=== Set problem ===
Reproduce each line that includes the word "lightning".

=== Available data ===
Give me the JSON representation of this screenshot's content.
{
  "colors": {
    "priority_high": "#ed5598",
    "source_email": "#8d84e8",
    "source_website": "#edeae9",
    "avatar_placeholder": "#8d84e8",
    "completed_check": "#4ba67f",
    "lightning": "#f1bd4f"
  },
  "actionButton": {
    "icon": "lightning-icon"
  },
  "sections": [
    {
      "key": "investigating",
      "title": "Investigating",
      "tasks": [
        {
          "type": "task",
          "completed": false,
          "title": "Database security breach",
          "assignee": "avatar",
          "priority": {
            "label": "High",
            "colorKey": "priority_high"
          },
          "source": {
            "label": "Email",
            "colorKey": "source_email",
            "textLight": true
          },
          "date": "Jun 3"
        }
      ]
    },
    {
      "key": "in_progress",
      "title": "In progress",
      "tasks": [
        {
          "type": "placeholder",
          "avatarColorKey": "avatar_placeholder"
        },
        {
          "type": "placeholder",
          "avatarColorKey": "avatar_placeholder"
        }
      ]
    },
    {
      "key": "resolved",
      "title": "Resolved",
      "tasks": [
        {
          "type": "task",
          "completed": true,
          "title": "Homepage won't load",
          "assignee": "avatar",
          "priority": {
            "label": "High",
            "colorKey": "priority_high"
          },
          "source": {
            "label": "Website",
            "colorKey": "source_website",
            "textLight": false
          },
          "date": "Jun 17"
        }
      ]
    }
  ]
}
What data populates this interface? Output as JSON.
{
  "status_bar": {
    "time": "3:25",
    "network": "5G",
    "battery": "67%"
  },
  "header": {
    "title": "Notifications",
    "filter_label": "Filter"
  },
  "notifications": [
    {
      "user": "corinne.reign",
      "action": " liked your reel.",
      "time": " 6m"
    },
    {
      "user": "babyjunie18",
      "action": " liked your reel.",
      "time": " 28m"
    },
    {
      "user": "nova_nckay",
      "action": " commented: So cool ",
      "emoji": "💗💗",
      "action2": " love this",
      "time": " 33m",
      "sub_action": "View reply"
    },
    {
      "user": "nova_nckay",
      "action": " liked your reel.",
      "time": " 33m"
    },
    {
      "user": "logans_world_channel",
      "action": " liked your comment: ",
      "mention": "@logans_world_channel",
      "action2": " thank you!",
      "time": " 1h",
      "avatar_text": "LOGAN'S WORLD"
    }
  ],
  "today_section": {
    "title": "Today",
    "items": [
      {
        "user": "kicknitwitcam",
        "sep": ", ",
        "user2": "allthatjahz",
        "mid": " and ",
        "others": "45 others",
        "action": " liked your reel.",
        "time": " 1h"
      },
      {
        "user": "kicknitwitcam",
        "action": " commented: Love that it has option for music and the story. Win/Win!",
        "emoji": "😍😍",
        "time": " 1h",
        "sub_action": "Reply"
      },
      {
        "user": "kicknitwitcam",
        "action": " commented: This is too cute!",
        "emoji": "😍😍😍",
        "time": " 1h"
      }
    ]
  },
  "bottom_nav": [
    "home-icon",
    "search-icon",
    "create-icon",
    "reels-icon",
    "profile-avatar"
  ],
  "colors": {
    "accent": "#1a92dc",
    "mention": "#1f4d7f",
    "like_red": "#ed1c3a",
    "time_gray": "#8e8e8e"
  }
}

=== Output ===
    "lightning": "#f1bd4f"
    "icon": "lightning-icon"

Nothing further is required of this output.